[Stored items]
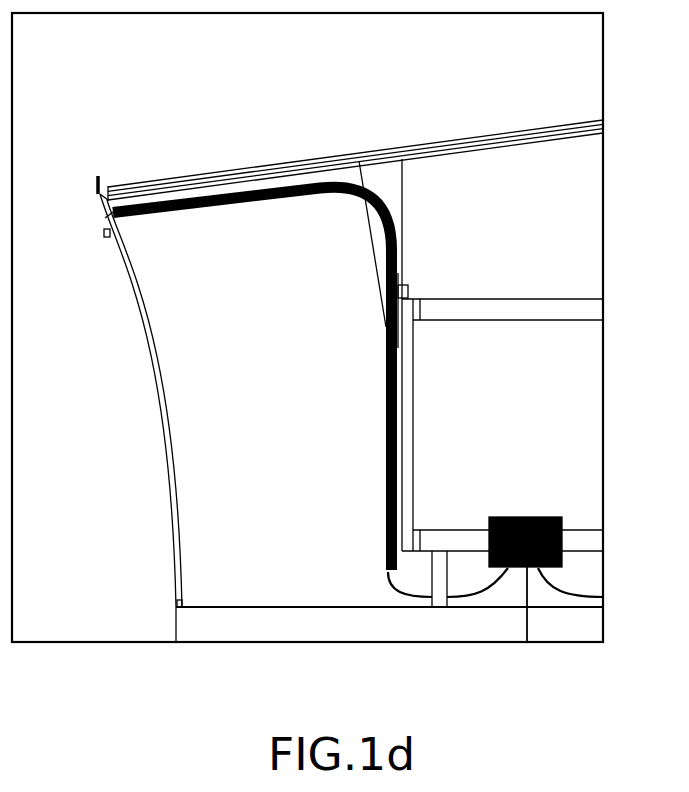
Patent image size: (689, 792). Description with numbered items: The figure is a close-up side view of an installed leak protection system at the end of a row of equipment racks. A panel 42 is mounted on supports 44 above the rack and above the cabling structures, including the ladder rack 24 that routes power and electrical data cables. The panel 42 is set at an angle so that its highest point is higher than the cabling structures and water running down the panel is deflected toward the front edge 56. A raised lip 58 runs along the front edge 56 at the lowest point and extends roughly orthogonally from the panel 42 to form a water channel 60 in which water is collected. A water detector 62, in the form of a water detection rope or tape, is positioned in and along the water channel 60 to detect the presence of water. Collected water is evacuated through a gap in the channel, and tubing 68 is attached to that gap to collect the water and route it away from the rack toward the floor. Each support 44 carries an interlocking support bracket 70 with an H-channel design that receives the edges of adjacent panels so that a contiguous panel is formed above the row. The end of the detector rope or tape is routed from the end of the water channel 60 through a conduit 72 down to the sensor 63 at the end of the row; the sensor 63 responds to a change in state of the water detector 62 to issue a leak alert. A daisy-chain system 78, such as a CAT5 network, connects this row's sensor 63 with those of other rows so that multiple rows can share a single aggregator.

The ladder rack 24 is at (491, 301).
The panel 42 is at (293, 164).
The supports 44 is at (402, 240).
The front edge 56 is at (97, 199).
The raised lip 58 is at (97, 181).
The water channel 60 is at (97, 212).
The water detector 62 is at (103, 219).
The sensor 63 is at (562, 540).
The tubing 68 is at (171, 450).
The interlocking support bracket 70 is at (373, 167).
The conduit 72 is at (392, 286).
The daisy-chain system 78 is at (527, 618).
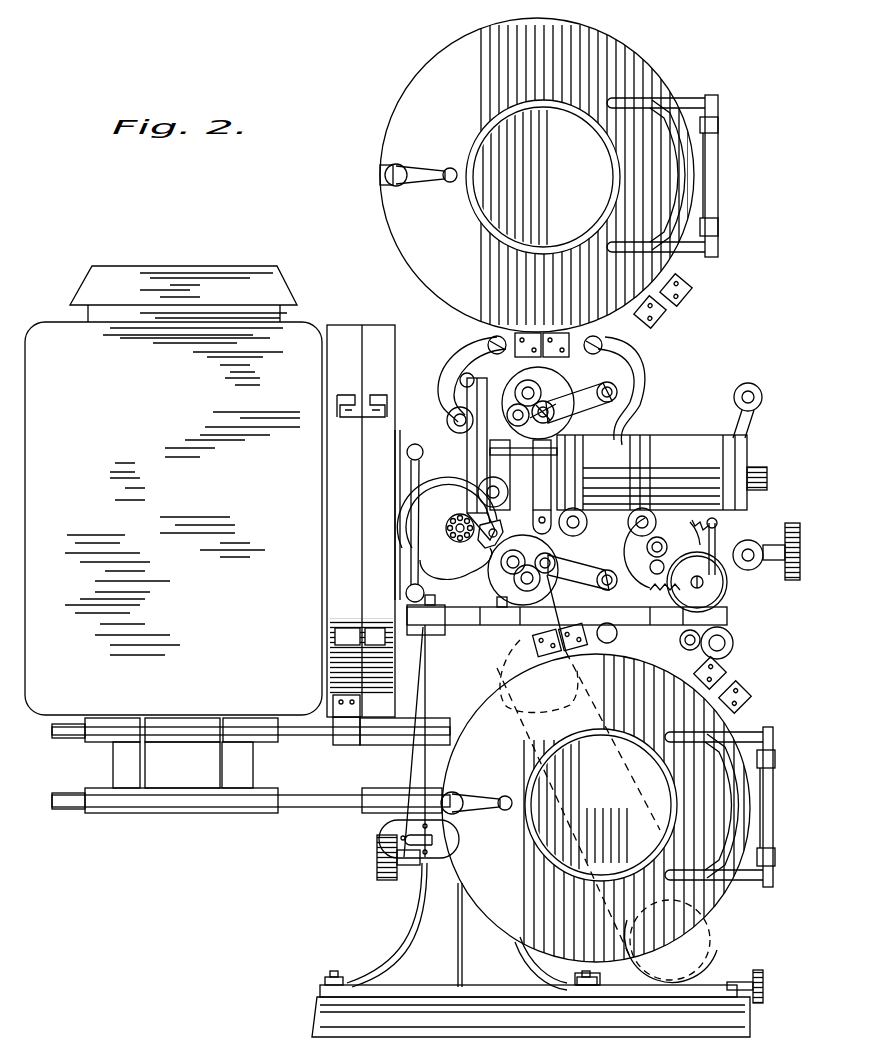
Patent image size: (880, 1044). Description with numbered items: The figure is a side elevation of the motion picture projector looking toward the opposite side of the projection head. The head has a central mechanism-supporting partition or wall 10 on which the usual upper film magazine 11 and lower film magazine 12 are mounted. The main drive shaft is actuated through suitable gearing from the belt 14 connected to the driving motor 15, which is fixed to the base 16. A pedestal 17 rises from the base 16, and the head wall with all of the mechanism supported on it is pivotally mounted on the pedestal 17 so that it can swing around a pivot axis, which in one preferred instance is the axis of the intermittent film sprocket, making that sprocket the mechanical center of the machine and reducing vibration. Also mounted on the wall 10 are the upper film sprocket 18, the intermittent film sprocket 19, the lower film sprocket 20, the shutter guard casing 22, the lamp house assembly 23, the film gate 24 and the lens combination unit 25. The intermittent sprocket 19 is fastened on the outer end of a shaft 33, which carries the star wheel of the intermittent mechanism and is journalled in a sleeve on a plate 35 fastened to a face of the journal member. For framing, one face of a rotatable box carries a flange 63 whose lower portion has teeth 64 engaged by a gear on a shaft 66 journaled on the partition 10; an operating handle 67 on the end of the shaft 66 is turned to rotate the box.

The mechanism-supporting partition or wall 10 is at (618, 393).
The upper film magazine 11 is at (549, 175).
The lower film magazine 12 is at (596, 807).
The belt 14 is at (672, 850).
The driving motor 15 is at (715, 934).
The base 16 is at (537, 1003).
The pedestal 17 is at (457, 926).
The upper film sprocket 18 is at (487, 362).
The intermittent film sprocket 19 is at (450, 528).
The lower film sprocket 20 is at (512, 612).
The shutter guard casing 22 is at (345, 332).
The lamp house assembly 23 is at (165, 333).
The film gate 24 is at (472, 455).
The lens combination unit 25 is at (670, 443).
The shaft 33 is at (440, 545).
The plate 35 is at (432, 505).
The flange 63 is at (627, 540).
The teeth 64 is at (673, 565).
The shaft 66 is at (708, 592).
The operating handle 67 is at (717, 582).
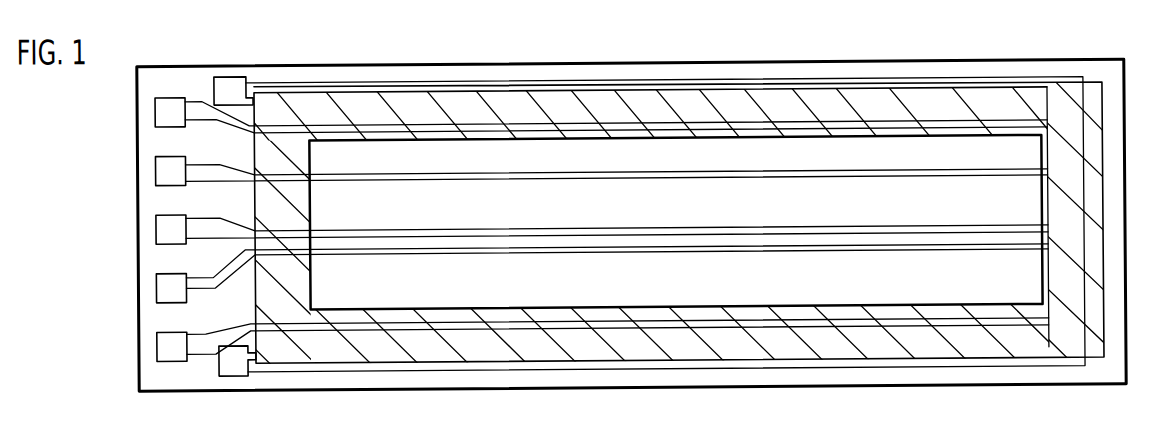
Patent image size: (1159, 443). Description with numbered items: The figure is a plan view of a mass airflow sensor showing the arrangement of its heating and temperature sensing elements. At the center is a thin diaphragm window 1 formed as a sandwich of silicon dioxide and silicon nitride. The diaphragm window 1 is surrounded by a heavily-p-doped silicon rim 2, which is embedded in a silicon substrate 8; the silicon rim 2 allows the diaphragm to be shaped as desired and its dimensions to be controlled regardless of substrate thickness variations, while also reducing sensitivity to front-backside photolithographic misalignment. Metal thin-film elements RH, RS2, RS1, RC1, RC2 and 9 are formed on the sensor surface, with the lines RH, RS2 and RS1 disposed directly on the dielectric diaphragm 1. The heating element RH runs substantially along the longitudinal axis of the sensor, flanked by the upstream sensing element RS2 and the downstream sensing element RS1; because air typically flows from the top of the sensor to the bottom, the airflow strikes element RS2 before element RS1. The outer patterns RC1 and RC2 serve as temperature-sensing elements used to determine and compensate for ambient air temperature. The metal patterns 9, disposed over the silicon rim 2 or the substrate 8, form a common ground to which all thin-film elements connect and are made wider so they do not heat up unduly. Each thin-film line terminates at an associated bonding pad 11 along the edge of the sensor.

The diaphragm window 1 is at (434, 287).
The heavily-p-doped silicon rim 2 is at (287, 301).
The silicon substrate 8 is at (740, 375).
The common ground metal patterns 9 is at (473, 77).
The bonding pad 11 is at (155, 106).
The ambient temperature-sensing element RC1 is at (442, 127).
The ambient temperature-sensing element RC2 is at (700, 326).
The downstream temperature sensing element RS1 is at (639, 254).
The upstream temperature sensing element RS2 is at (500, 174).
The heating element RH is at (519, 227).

## DIRECTIONS FOR THIS TASK
Copy all of the data above word for word, leaving out the pictures.

## EXPECTED ANSWER
Patent image size: (689, 792). Description with numbered items: The figure is a close-up side view of an installed leak protection system at the end of a row of equipment racks. A panel 42 is mounted on supports 44 above the rack and above the cabling structures, including the ladder rack 24 that routes power and electrical data cables. The panel 42 is set at an angle so that its highest point is higher than the cabling structures and water running down the panel is deflected toward the front edge 56. A raised lip 58 runs along the front edge 56 at the lowest point and extends roughly orthogonally from the panel 42 to form a water channel 60 in which water is collected. A water detector 62, in the form of a water detection rope or tape, is positioned in and along the water channel 60 to detect the presence of water. Collected water is evacuated through a gap in the channel, and tubing 68 is attached to that gap to collect the water and route it away from the rack toward the floor. Each support 44 carries an interlocking support bracket 70 with an H-channel design that receives the edges of adjacent panels so that a contiguous panel is formed above the row. The end of the detector rope or tape is routed from the end of the water channel 60 through a conduit 72 down to the sensor 63 at the end of the row; the sensor 63 responds to a change in state of the water detector 62 to issue a leak alert. A daisy-chain system 78, such as a CAT5 network, connects this row's sensor 63 with those of other rows so that multiple rows can share a single aggregator.

The ladder rack 24 is at (491, 301).
The panel 42 is at (293, 164).
The supports 44 is at (402, 240).
The front edge 56 is at (97, 199).
The raised lip 58 is at (97, 181).
The water channel 60 is at (97, 212).
The water detector 62 is at (103, 219).
The sensor 63 is at (562, 540).
The tubing 68 is at (171, 450).
The interlocking support bracket 70 is at (373, 167).
The conduit 72 is at (392, 286).
The daisy-chain system 78 is at (527, 618).
Patent image size: (880, 1044). Description with numbered items: The figure is a side elevation of the motion picture projector looking toward the opposite side of the projection head. The head has a central mechanism-supporting partition or wall 10 on which the usual upper film magazine 11 and lower film magazine 12 are mounted. The main drive shaft is actuated through suitable gearing from the belt 14 connected to the driving motor 15, which is fixed to the base 16. A pedestal 17 rises from the base 16, and the head wall with all of the mechanism supported on it is pivotally mounted on the pedestal 17 so that it can swing around a pivot axis, which in one preferred instance is the axis of the intermittent film sprocket, making that sprocket the mechanical center of the machine and reducing vibration. Also mounted on the wall 10 are the upper film sprocket 18, the intermittent film sprocket 19, the lower film sprocket 20, the shutter guard casing 22, the lamp house assembly 23, the film gate 24 and the lens combination unit 25. The intermittent sprocket 19 is fastened on the outer end of a shaft 33, which carries the star wheel of the intermittent mechanism and is journalled in a sleeve on a plate 35 fastened to a face of the journal member. For framing, one face of a rotatable box carries a flange 63 whose lower portion has teeth 64 engaged by a gear on a shaft 66 journaled on the partition 10; an operating handle 67 on the end of the shaft 66 is turned to rotate the box.

The mechanism-supporting partition or wall 10 is at (618, 393).
The upper film magazine 11 is at (549, 175).
The lower film magazine 12 is at (596, 807).
The belt 14 is at (672, 850).
The driving motor 15 is at (715, 934).
The base 16 is at (537, 1003).
The pedestal 17 is at (457, 926).
The upper film sprocket 18 is at (487, 362).
The intermittent film sprocket 19 is at (450, 528).
The lower film sprocket 20 is at (512, 612).
The shutter guard casing 22 is at (345, 332).
The lamp house assembly 23 is at (165, 333).
The film gate 24 is at (472, 455).
The lens combination unit 25 is at (670, 443).
The shaft 33 is at (440, 545).
The plate 35 is at (432, 505).
The flange 63 is at (627, 540).
The teeth 64 is at (673, 565).
The shaft 66 is at (708, 592).
The operating handle 67 is at (717, 582).
Patent image size: (1159, 443). Description with numbered items: The figure is a plan view of a mass airflow sensor showing the arrangement of its heating and temperature sensing elements. At the center is a thin diaphragm window 1 formed as a sandwich of silicon dioxide and silicon nitride. The diaphragm window 1 is surrounded by a heavily-p-doped silicon rim 2, which is embedded in a silicon substrate 8; the silicon rim 2 allows the diaphragm to be shaped as desired and its dimensions to be controlled regardless of substrate thickness variations, while also reducing sensitivity to front-backside photolithographic misalignment. Metal thin-film elements RH, RS2, RS1, RC1, RC2 and 9 are formed on the sensor surface, with the lines RH, RS2 and RS1 disposed directly on the dielectric diaphragm 1. The heating element RH runs substantially along the longitudinal axis of the sensor, flanked by the upstream sensing element RS2 and the downstream sensing element RS1; because air typically flows from the top of the sensor to the bottom, the airflow strikes element RS2 before element RS1. The outer patterns RC1 and RC2 serve as temperature-sensing elements used to determine and compensate for ambient air temperature. The metal patterns 9, disposed over the silicon rim 2 or the substrate 8, form a common ground to which all thin-film elements connect and are made wider so they do not heat up unduly. Each thin-film line terminates at an associated bonding pad 11 along the edge of the sensor.

The diaphragm window 1 is at (434, 287).
The heavily-p-doped silicon rim 2 is at (287, 301).
The silicon substrate 8 is at (740, 375).
The common ground metal patterns 9 is at (473, 77).
The bonding pad 11 is at (155, 106).
The ambient temperature-sensing element RC1 is at (442, 127).
The ambient temperature-sensing element RC2 is at (700, 326).
The downstream temperature sensing element RS1 is at (639, 254).
The upstream temperature sensing element RS2 is at (500, 174).
The heating element RH is at (519, 227).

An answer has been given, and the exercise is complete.